> _AIM OF THE EXERCISE_:
Do the following statements agree with the Torino strategy plan text below? Answer yes or no for each and quote the words from the text that decide it.
1. In the City of Torino, mobility planning began in ’95 with the Urban Traffic Plan.
2. Torino adopted the Bike Plan in 2010.
3. The New Urban Traffic Plan of 2002 included the Urban Parking Plan.
** BEGIN SELECTED TEXT **
Torino strategy plan 

The SOLEZ Action Plan for integration of low-carbon policies in the mobility planning of Torino’s functional urban area (FUA) has been elaborated in order to contribute to achieve the goals set by the Sustainable Urban Mobility Plan. Different regulations have been developed along the years to plan the mobility within the FUA, starting with the regional Plan for the Quality of air in the year 2000, while in the City of Torino specifically, the planning started in ’95 with the Urban Traffic Plan, then followed by the General Traffic Plan in 2000, the New Urban Traffic Plan in 2002 that included the Urban Parking Plan and the Executive Plan for Traffic in the Central Area, in a process that introduced fee-paying car parks and Limited Traffic Zones. Since 2010 Torino then adopted new policy documents such as the Turin Action Plan for Energy  in 2008, the Sustainable Urban Mobility Plan in 2010, the MasterPlan SMILE (Smart Mobility, Inclusion, Life&Health, Energy) and the Bike Plan in 2013, focusing on improving the quality of air, reducing CO2 emission, boosting public transport and sharing mobility, promoting biking, etc.

The strategic objectives that the City of Torino is willing to achieve locally and at FUA level, in terms of sustainable mobility and low carbon mobility strategies, will be aligned with the current planning and coherent  with the guiding principles of the common European strategy. Such approach shall support:
•technical sustainability of mobility objectives and actions;
•social sustainability -fairness and safety care for weaker users
•environmental sustainability -reduction of emissions and soil consumption, for a better air quality in the FUA -•economic sustainability -necessary for planning public works.
** END SELECTED TEXT **
** BEGIN STORED RECORDS **
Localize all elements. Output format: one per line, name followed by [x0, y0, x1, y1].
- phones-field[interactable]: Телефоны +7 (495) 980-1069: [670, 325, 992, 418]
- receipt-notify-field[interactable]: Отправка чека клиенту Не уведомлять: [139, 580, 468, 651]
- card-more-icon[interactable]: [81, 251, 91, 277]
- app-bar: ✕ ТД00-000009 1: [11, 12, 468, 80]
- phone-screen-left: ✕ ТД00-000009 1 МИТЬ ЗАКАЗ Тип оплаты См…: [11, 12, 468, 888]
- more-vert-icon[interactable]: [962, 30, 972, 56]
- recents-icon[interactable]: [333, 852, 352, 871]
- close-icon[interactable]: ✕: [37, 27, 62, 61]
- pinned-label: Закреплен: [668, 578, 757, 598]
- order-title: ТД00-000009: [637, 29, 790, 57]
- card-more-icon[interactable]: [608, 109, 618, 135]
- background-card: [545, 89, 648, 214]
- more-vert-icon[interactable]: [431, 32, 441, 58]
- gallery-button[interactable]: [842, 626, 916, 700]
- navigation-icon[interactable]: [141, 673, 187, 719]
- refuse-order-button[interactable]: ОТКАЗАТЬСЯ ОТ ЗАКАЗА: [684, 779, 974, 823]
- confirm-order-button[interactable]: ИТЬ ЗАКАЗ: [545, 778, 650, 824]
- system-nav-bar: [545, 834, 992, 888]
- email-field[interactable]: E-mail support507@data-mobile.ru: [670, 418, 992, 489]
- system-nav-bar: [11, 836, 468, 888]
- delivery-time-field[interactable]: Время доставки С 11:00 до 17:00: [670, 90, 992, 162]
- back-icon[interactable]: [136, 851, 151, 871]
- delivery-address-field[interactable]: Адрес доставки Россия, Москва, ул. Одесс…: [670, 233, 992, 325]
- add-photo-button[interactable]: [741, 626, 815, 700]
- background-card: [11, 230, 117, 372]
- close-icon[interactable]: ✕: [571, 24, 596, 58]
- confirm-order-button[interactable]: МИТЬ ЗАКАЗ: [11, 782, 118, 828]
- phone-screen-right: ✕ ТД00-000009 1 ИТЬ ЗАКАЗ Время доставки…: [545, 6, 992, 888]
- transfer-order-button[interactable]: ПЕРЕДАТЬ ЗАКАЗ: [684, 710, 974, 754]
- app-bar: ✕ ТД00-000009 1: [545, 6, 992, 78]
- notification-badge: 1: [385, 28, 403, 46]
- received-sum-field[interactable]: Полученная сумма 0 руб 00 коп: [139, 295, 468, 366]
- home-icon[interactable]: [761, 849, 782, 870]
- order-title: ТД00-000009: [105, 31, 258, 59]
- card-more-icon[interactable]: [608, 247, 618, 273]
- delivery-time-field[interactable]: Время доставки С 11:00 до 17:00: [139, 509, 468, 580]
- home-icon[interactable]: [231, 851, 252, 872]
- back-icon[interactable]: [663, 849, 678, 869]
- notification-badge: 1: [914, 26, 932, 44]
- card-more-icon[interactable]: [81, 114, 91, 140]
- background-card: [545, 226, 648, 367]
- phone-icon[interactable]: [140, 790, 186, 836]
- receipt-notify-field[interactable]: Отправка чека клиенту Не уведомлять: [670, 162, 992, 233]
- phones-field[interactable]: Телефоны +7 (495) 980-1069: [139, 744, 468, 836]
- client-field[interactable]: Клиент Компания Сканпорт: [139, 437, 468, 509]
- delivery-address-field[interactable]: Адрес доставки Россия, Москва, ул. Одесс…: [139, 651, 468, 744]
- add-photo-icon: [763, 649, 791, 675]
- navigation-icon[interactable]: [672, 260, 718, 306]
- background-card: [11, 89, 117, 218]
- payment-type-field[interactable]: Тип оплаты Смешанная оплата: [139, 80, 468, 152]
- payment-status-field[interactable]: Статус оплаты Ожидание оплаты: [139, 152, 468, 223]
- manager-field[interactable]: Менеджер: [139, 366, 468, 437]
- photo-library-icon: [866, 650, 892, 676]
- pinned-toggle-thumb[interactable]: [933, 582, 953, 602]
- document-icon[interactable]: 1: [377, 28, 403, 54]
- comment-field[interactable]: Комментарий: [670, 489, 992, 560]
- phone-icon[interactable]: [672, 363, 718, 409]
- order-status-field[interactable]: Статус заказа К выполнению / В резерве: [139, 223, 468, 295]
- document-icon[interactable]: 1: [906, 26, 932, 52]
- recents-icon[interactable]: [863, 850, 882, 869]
** END STORED RECORDS **
> _WRITTEN REPLY_:
1. Yes: "in the City of Torino specifically, the planning started in ’95 with the Urban Traffic Plan"
2. No: "the MasterPlan SMILE (Smart Mobility, Inclusion, Life&Health, Energy) and the Bike Plan in 2013"
3. Yes: "the New Urban Traffic Plan in 2002 that included the Urban Parking Plan"